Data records

________

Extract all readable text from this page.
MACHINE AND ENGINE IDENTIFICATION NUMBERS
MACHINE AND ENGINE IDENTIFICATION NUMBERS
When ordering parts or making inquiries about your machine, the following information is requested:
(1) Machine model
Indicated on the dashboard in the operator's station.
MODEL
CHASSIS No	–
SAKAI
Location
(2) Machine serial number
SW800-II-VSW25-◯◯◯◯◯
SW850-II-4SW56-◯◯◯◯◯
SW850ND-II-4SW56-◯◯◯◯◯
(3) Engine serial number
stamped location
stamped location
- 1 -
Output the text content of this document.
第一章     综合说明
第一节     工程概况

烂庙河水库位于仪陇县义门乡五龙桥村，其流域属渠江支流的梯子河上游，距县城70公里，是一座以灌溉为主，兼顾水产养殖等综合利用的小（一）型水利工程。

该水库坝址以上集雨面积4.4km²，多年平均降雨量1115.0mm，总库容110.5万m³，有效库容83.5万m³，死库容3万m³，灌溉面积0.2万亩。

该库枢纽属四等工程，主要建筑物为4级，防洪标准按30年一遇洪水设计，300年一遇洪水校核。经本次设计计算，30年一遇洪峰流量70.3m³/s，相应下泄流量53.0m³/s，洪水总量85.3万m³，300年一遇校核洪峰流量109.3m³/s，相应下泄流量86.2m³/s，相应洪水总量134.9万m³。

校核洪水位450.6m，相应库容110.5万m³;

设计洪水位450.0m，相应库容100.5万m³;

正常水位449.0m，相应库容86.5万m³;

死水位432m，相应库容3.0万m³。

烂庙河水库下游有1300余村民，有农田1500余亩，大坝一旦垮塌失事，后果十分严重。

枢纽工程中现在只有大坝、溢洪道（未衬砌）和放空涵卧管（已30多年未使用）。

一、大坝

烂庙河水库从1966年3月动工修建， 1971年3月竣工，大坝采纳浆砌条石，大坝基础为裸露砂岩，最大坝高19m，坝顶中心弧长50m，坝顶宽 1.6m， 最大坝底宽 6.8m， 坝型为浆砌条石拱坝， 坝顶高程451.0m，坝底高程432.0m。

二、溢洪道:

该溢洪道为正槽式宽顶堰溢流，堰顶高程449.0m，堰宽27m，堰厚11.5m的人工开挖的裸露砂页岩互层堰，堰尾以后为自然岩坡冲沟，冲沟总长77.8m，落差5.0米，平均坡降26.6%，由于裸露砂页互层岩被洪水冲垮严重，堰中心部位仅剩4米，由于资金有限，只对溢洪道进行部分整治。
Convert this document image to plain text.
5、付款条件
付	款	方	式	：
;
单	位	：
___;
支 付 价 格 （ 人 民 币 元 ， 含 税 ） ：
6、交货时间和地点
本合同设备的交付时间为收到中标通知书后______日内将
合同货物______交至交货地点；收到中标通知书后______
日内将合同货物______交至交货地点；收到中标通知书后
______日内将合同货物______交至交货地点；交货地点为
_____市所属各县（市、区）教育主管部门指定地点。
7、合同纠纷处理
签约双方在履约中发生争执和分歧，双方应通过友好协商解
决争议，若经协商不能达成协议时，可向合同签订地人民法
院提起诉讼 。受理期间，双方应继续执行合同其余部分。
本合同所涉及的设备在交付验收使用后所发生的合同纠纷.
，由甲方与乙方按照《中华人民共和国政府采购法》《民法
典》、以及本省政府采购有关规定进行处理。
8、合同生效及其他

________

Repeat the data above exactly.

→ SOLVED PROBLEM:
Extract all readable text from this page.
MACHINE AND ENGINE IDENTIFICATION NUMBERS
MACHINE AND ENGINE IDENTIFICATION NUMBERS
When ordering parts or making inquiries about your machine, the following information is requested:
(1) Machine model
Indicated on the dashboard in the operator's station.
MODEL
CHASSIS No	–
SAKAI
Location
(2) Machine serial number
SW800-II-VSW25-◯◯◯◯◯
SW850-II-4SW56-◯◯◯◯◯
SW850ND-II-4SW56-◯◯◯◯◯
(3) Engine serial number
stamped location
stamped location
- 1 -
Output the text content of this document.
第一章     综合说明
第一节     工程概况

烂庙河水库位于仪陇县义门乡五龙桥村，其流域属渠江支流的梯子河上游，距县城70公里，是一座以灌溉为主，兼顾水产养殖等综合利用的小（一）型水利工程。

该水库坝址以上集雨面积4.4km²，多年平均降雨量1115.0mm，总库容110.5万m³，有效库容83.5万m³，死库容3万m³，灌溉面积0.2万亩。

该库枢纽属四等工程，主要建筑物为4级，防洪标准按30年一遇洪水设计，300年一遇洪水校核。经本次设计计算，30年一遇洪峰流量70.3m³/s，相应下泄流量53.0m³/s，洪水总量85.3万m³，300年一遇校核洪峰流量109.3m³/s，相应下泄流量86.2m³/s，相应洪水总量134.9万m³。

校核洪水位450.6m，相应库容110.5万m³;

设计洪水位450.0m，相应库容100.5万m³;

正常水位449.0m，相应库容86.5万m³;

死水位432m，相应库容3.0万m³。

烂庙河水库下游有1300余村民，有农田1500余亩，大坝一旦垮塌失事，后果十分严重。

枢纽工程中现在只有大坝、溢洪道（未衬砌）和放空涵卧管（已30多年未使用）。

一、大坝

烂庙河水库从1966年3月动工修建， 1971年3月竣工，大坝采纳浆砌条石，大坝基础为裸露砂岩，最大坝高19m，坝顶中心弧长50m，坝顶宽 1.6m， 最大坝底宽 6.8m， 坝型为浆砌条石拱坝， 坝顶高程451.0m，坝底高程432.0m。

二、溢洪道:

该溢洪道为正槽式宽顶堰溢流，堰顶高程449.0m，堰宽27m，堰厚11.5m的人工开挖的裸露砂页岩互层堰，堰尾以后为自然岩坡冲沟，冲沟总长77.8m，落差5.0米，平均坡降26.6%，由于裸露砂页互层岩被洪水冲垮严重，堰中心部位仅剩4米，由于资金有限，只对溢洪道进行部分整治。
Convert this document image to plain text.
5、付款条件
付	款	方	式	：
;
单	位	：
___;
支 付 价 格 （ 人 民 币 元 ， 含 税 ） ：
6、交货时间和地点
本合同设备的交付时间为收到中标通知书后______日内将
合同货物______交至交货地点；收到中标通知书后______
日内将合同货物______交至交货地点；收到中标通知书后
______日内将合同货物______交至交货地点；交货地点为
_____市所属各县（市、区）教育主管部门指定地点。
7、合同纠纷处理
签约双方在履约中发生争执和分歧，双方应通过友好协商解
决争议，若经协商不能达成协议时，可向合同签订地人民法
院提起诉讼 。受理期间，双方应继续执行合同其余部分。
本合同所涉及的设备在交付验收使用后所发生的合同纠纷.
，由甲方与乙方按照《中华人民共和国政府采购法》《民法
典》、以及本省政府采购有关规定进行处理。
8、合同生效及其他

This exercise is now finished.